Kim bu Somali korsanları?

Somali halkının yüzde 70'i korsanları destekliyor. Çünkü onlar, ulusal suları ve haklarını koruyor. Oysa manzara tersini gösteriyor. Gemileri kaçırıyor, fidye istiyorlar. Üstelik El Kaide ile bağlantılı teröristler olarak gösteriliyorlar. İzmirli Aysun kaptan da şu anda onların elinde, rehin. Peki Somalili korsanların eylemlerinin arkasında yatan gerçekler neler?

Dünya kamuoyu onları korsanlar olarak adlandırıyor. Bu kelime hatıralarımızda romantik çağrışımlar yaptırıyor. Barbaros Hayrettin Paşa (Hızır Reis), Vikingler, Define Adası, Karayip Korsanları ilk akla gelen isimler.

**Verilen Bilgiler**

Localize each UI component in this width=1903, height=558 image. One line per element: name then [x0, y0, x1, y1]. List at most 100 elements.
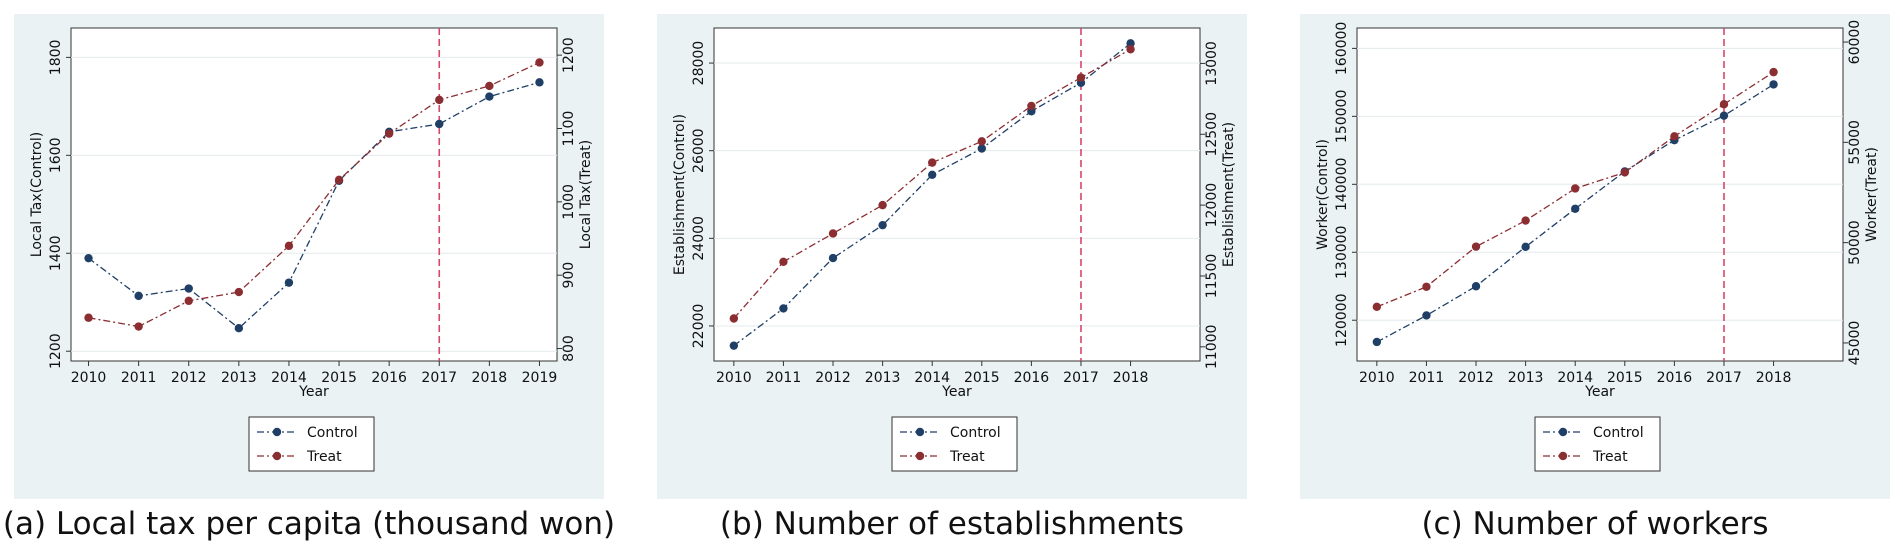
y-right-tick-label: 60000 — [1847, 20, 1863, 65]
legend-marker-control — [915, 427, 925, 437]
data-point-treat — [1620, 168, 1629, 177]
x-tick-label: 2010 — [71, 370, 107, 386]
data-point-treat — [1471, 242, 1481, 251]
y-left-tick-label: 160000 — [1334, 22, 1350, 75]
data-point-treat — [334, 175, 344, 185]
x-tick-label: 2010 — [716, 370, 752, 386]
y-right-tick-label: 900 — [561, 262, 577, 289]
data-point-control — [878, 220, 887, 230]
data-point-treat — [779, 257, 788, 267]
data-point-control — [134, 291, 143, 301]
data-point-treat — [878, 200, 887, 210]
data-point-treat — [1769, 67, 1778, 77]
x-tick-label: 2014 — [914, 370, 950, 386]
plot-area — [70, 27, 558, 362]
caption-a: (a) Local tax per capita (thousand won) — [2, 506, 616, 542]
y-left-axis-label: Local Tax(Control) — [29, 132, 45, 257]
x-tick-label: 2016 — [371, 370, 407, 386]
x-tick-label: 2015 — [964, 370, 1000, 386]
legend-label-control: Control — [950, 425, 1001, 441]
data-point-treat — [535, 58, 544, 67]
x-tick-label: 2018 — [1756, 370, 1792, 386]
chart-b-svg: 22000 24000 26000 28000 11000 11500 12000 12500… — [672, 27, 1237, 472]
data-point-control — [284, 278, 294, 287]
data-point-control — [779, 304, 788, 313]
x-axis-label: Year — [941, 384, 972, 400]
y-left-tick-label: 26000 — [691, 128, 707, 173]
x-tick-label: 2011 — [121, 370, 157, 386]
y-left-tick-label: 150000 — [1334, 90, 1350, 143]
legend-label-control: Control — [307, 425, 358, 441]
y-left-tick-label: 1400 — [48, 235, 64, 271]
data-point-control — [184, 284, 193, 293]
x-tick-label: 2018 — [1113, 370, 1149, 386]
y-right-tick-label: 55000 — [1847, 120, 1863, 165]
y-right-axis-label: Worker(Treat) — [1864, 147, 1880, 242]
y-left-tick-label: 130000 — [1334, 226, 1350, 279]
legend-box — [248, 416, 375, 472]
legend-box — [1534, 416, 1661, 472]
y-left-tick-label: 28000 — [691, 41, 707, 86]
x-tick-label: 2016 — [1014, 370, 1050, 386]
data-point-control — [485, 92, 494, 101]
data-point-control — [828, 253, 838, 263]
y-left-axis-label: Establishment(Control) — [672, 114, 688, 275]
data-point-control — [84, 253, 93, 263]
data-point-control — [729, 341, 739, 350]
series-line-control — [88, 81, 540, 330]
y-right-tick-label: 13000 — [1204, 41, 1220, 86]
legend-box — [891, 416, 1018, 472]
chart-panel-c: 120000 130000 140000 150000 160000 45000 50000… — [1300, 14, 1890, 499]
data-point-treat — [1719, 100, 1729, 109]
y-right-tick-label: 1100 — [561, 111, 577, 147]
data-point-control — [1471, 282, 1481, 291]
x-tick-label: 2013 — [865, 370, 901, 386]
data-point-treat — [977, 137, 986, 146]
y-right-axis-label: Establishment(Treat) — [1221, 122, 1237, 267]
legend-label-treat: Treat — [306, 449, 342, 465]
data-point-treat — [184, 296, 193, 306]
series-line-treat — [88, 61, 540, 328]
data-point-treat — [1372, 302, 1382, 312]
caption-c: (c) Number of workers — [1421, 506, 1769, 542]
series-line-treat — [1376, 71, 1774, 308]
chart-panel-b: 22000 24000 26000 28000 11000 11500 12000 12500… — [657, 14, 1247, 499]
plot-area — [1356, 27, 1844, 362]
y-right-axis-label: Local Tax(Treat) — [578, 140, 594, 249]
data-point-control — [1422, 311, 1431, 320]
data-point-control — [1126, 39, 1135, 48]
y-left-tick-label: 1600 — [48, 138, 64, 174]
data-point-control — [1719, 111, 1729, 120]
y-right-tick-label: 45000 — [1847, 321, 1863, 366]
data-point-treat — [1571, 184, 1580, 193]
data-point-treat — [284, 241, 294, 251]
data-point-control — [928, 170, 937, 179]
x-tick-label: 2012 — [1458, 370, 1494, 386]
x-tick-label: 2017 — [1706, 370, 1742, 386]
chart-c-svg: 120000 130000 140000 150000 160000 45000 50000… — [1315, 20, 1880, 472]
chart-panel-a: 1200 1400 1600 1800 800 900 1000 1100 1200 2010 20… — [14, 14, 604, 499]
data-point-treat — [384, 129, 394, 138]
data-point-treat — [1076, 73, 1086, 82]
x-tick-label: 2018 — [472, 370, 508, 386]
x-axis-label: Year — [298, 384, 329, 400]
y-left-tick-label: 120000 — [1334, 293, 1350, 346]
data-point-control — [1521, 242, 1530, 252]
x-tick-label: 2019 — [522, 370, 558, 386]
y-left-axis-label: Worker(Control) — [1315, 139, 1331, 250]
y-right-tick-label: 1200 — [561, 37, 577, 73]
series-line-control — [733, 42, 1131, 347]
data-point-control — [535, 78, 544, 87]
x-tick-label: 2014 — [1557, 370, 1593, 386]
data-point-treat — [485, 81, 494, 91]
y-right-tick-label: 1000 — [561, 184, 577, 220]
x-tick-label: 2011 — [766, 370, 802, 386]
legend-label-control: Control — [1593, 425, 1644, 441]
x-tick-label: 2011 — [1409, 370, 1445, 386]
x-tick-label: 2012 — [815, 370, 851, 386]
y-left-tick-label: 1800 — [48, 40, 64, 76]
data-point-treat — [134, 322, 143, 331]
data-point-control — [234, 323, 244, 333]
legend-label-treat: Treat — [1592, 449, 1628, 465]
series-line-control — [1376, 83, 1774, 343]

**İstenenler**
1. Somali korsanları yazısına göre şu soruları cevaplayın:
(a) Somali halkının yüzde kaçı korsanları destekliyor?
(b) Korsanların elinde rehin olan Aysun kaptan nereli?
(c) Korsanlar hangi örgütle bağlantılı teröristler olarak gösteriliyor?
2. Aşağıdaki cümleler Somali korsanları yazısıyla uyuşuyor mu? Her birine evet ya da hayır deyin ve yazıdan belirleyici sözleri aynen aktarın.
(a) Korsanlar gemileri kaçırıp fidye istiyor.
(b) Aysun kaptan serbest bırakılmış.
(c) Korsan kelimesi akılda romantik çağrışımlar uyandırıyor.
3. Somali korsanları yazısından "Somali halkının yüzde" ile "akla gelen isimler." arasındaki kısmı, bu iki ifade de dahil olmak üzere aynen çıkarın.
Öğelerin bu işlerle hiçbir ilgisi yok.

**Sırayla Cevaplar**
1.
(a) Yüzde 70'i.
(b) İzmirli.
(c) El Kaide.

2.
(a) Evet: "Gemileri kaçırıyor, fidye istiyorlar."
(b) Hayır: "İzmirli Aysun kaptan da şu anda onların elinde, rehin."
(c) Evet: "Bu kelime hatıralarımızda romantik çağrışımlar yaptırıyor."

3.
Somali halkının yüzde 70'i korsanları destekliyor. Çünkü onlar, ulusal suları ve haklarını koruyor. Oysa manzara tersini gösteriyor. Gemileri kaçırıyor, fidye istiyorlar. Üstelik El Kaide ile bağlantılı teröristler olarak gösteriliyorlar. İzmirli Aysun kaptan da şu anda onların elinde, rehin. Peki Somalili korsanların eylemlerinin arkasında yatan gerçekler neler?

Dünya kamuoyu onları korsanlar olarak adlandırıyor. Bu kelime hatıralarımızda romantik çağrışımlar yaptırıyor. Barbaros Hayrettin Paşa (Hızır Reis), Vikingler, Define Adası, Karayip Korsanları ilk akla gelen isimler.